=== Record extracts ===

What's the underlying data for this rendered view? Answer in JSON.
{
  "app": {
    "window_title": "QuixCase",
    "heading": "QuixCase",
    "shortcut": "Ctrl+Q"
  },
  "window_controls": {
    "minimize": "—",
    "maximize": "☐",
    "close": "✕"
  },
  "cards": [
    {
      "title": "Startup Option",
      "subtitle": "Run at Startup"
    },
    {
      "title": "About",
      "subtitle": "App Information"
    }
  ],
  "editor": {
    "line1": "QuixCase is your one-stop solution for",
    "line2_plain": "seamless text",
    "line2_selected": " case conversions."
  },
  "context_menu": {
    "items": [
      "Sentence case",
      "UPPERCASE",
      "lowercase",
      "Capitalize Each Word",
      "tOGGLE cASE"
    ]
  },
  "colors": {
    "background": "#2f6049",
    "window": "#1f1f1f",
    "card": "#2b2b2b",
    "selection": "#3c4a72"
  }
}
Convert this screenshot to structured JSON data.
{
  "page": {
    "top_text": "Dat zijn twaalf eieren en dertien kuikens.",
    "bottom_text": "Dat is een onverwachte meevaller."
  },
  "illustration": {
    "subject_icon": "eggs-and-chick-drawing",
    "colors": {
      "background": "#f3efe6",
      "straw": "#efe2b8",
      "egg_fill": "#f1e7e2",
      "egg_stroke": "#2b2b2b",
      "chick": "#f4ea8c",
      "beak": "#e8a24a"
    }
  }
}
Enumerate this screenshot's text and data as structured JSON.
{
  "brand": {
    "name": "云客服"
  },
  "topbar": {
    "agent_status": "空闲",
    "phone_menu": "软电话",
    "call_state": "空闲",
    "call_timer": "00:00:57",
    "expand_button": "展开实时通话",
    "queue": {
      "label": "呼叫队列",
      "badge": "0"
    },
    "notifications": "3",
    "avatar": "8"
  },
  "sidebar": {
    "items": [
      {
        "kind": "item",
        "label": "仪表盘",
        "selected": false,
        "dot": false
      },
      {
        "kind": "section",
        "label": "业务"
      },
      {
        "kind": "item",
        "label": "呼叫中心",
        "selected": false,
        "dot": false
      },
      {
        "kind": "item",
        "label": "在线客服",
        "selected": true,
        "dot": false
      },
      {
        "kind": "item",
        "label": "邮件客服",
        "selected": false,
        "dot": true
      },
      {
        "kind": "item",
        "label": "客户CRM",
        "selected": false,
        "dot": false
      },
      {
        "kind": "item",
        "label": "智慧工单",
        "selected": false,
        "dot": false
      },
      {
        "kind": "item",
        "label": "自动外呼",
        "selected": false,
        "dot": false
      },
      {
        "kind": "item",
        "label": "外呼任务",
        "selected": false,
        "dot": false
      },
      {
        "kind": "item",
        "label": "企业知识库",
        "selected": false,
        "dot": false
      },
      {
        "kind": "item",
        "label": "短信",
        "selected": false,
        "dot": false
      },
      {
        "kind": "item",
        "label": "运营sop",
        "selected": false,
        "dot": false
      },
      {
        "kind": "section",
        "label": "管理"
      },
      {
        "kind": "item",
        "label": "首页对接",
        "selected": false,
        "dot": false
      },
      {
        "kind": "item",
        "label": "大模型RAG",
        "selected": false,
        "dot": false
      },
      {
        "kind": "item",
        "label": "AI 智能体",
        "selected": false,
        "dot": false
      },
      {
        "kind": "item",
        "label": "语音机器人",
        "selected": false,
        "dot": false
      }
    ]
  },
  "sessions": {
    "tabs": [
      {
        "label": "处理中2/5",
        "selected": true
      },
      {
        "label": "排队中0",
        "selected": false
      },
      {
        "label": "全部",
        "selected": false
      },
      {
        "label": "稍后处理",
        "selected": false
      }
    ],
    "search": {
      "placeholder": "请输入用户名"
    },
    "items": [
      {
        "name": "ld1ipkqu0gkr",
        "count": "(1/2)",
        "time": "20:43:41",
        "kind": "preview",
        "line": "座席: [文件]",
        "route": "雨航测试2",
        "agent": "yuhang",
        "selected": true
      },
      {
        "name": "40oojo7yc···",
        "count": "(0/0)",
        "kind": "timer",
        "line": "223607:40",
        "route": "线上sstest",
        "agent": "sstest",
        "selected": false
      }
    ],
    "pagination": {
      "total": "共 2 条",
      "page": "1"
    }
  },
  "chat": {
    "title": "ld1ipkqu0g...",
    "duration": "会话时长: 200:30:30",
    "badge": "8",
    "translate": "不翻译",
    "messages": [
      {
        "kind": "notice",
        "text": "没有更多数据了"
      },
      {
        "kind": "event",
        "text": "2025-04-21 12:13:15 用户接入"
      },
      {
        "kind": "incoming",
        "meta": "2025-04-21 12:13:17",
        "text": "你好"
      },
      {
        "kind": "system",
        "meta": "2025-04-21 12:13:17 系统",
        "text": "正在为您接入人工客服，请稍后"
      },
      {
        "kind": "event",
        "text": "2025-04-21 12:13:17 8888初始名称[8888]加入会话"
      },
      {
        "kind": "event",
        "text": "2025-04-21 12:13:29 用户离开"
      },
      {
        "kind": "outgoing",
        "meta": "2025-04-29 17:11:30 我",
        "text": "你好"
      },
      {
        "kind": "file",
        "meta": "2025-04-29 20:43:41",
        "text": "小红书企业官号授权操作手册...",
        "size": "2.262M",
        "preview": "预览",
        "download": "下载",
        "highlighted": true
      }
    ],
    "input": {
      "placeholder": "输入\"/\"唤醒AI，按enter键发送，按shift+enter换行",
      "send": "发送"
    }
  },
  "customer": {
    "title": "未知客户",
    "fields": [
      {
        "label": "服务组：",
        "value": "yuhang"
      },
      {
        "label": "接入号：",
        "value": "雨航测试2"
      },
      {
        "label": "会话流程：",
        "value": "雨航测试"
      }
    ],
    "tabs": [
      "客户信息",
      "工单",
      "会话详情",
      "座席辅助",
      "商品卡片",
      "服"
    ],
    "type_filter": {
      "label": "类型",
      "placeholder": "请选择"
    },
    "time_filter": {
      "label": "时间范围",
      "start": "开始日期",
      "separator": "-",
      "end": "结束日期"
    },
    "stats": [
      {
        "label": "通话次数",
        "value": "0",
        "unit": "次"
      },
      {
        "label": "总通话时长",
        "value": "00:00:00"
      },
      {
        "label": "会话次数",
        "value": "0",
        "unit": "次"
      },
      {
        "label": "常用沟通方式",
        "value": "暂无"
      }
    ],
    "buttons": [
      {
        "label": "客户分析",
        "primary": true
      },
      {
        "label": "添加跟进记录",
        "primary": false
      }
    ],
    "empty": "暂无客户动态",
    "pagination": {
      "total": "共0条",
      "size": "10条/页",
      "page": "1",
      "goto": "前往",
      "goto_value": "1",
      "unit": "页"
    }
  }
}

===

◆ **Instruction**: Once more, set down the full listing, verbatim.

◆ **Output**:
What's the underlying data for this rendered view? Answer in JSON.
{
  "app": {
    "window_title": "QuixCase",
    "heading": "QuixCase",
    "shortcut": "Ctrl+Q"
  },
  "window_controls": {
    "minimize": "—",
    "maximize": "☐",
    "close": "✕"
  },
  "cards": [
    {
      "title": "Startup Option",
      "subtitle": "Run at Startup"
    },
    {
      "title": "About",
      "subtitle": "App Information"
    }
  ],
  "editor": {
    "line1": "QuixCase is your one-stop solution for",
    "line2_plain": "seamless text",
    "line2_selected": " case conversions."
  },
  "context_menu": {
    "items": [
      "Sentence case",
      "UPPERCASE",
      "lowercase",
      "Capitalize Each Word",
      "tOGGLE cASE"
    ]
  },
  "colors": {
    "background": "#2f6049",
    "window": "#1f1f1f",
    "card": "#2b2b2b",
    "selection": "#3c4a72"
  }
}
Convert this screenshot to structured JSON data.
{
  "page": {
    "top_text": "Dat zijn twaalf eieren en dertien kuikens.",
    "bottom_text": "Dat is een onverwachte meevaller."
  },
  "illustration": {
    "subject_icon": "eggs-and-chick-drawing",
    "colors": {
      "background": "#f3efe6",
      "straw": "#efe2b8",
      "egg_fill": "#f1e7e2",
      "egg_stroke": "#2b2b2b",
      "chick": "#f4ea8c",
      "beak": "#e8a24a"
    }
  }
}
Enumerate this screenshot's text and data as structured JSON.
{
  "brand": {
    "name": "云客服"
  },
  "topbar": {
    "agent_status": "空闲",
    "phone_menu": "软电话",
    "call_state": "空闲",
    "call_timer": "00:00:57",
    "expand_button": "展开实时通话",
    "queue": {
      "label": "呼叫队列",
      "badge": "0"
    },
    "notifications": "3",
    "avatar": "8"
  },
  "sidebar": {
    "items": [
      {
        "kind": "item",
        "label": "仪表盘",
        "selected": false,
        "dot": false
      },
      {
        "kind": "section",
        "label": "业务"
      },
      {
        "kind": "item",
        "label": "呼叫中心",
        "selected": false,
        "dot": false
      },
      {
        "kind": "item",
        "label": "在线客服",
        "selected": true,
        "dot": false
      },
      {
        "kind": "item",
        "label": "邮件客服",
        "selected": false,
        "dot": true
      },
      {
        "kind": "item",
        "label": "客户CRM",
        "selected": false,
        "dot": false
      },
      {
        "kind": "item",
        "label": "智慧工单",
        "selected": false,
        "dot": false
      },
      {
        "kind": "item",
        "label": "自动外呼",
        "selected": false,
        "dot": false
      },
      {
        "kind": "item",
        "label": "外呼任务",
        "selected": false,
        "dot": false
      },
      {
        "kind": "item",
        "label": "企业知识库",
        "selected": false,
        "dot": false
      },
      {
        "kind": "item",
        "label": "短信",
        "selected": false,
        "dot": false
      },
      {
        "kind": "item",
        "label": "运营sop",
        "selected": false,
        "dot": false
      },
      {
        "kind": "section",
        "label": "管理"
      },
      {
        "kind": "item",
        "label": "首页对接",
        "selected": false,
        "dot": false
      },
      {
        "kind": "item",
        "label": "大模型RAG",
        "selected": false,
        "dot": false
      },
      {
        "kind": "item",
        "label": "AI 智能体",
        "selected": false,
        "dot": false
      },
      {
        "kind": "item",
        "label": "语音机器人",
        "selected": false,
        "dot": false
      }
    ]
  },
  "sessions": {
    "tabs": [
      {
        "label": "处理中2/5",
        "selected": true
      },
      {
        "label": "排队中0",
        "selected": false
      },
      {
        "label": "全部",
        "selected": false
      },
      {
        "label": "稍后处理",
        "selected": false
      }
    ],
    "search": {
      "placeholder": "请输入用户名"
    },
    "items": [
      {
        "name": "ld1ipkqu0gkr",
        "count": "(1/2)",
        "time": "20:43:41",
        "kind": "preview",
        "line": "座席: [文件]",
        "route": "雨航测试2",
        "agent": "yuhang",
        "selected": true
      },
      {
        "name": "40oojo7yc···",
        "count": "(0/0)",
        "kind": "timer",
        "line": "223607:40",
        "route": "线上sstest",
        "agent": "sstest",
        "selected": false
      }
    ],
    "pagination": {
      "total": "共 2 条",
      "page": "1"
    }
  },
  "chat": {
    "title": "ld1ipkqu0g...",
    "duration": "会话时长: 200:30:30",
    "badge": "8",
    "translate": "不翻译",
    "messages": [
      {
        "kind": "notice",
        "text": "没有更多数据了"
      },
      {
        "kind": "event",
        "text": "2025-04-21 12:13:15 用户接入"
      },
      {
        "kind": "incoming",
        "meta": "2025-04-21 12:13:17",
        "text": "你好"
      },
      {
        "kind": "system",
        "meta": "2025-04-21 12:13:17 系统",
        "text": "正在为您接入人工客服，请稍后"
      },
      {
        "kind": "event",
        "text": "2025-04-21 12:13:17 8888初始名称[8888]加入会话"
      },
      {
        "kind": "event",
        "text": "2025-04-21 12:13:29 用户离开"
      },
      {
        "kind": "outgoing",
        "meta": "2025-04-29 17:11:30 我",
        "text": "你好"
      },
      {
        "kind": "file",
        "meta": "2025-04-29 20:43:41",
        "text": "小红书企业官号授权操作手册...",
        "size": "2.262M",
        "preview": "预览",
        "download": "下载",
        "highlighted": true
      }
    ],
    "input": {
      "placeholder": "输入\"/\"唤醒AI，按enter键发送，按shift+enter换行",
      "send": "发送"
    }
  },
  "customer": {
    "title": "未知客户",
    "fields": [
      {
        "label": "服务组：",
        "value": "yuhang"
      },
      {
        "label": "接入号：",
        "value": "雨航测试2"
      },
      {
        "label": "会话流程：",
        "value": "雨航测试"
      }
    ],
    "tabs": [
      "客户信息",
      "工单",
      "会话详情",
      "座席辅助",
      "商品卡片",
      "服"
    ],
    "type_filter": {
      "label": "类型",
      "placeholder": "请选择"
    },
    "time_filter": {
      "label": "时间范围",
      "start": "开始日期",
      "separator": "-",
      "end": "结束日期"
    },
    "stats": [
      {
        "label": "通话次数",
        "value": "0",
        "unit": "次"
      },
      {
        "label": "总通话时长",
        "value": "00:00:00"
      },
      {
        "label": "会话次数",
        "value": "0",
        "unit": "次"
      },
      {
        "label": "常用沟通方式",
        "value": "暂无"
      }
    ],
    "buttons": [
      {
        "label": "客户分析",
        "primary": true
      },
      {
        "label": "添加跟进记录",
        "primary": false
      }
    ],
    "empty": "暂无客户动态",
    "pagination": {
      "total": "共0条",
      "size": "10条/页",
      "page": "1",
      "goto": "前往",
      "goto_value": "1",
      "unit": "页"
    }
  }
}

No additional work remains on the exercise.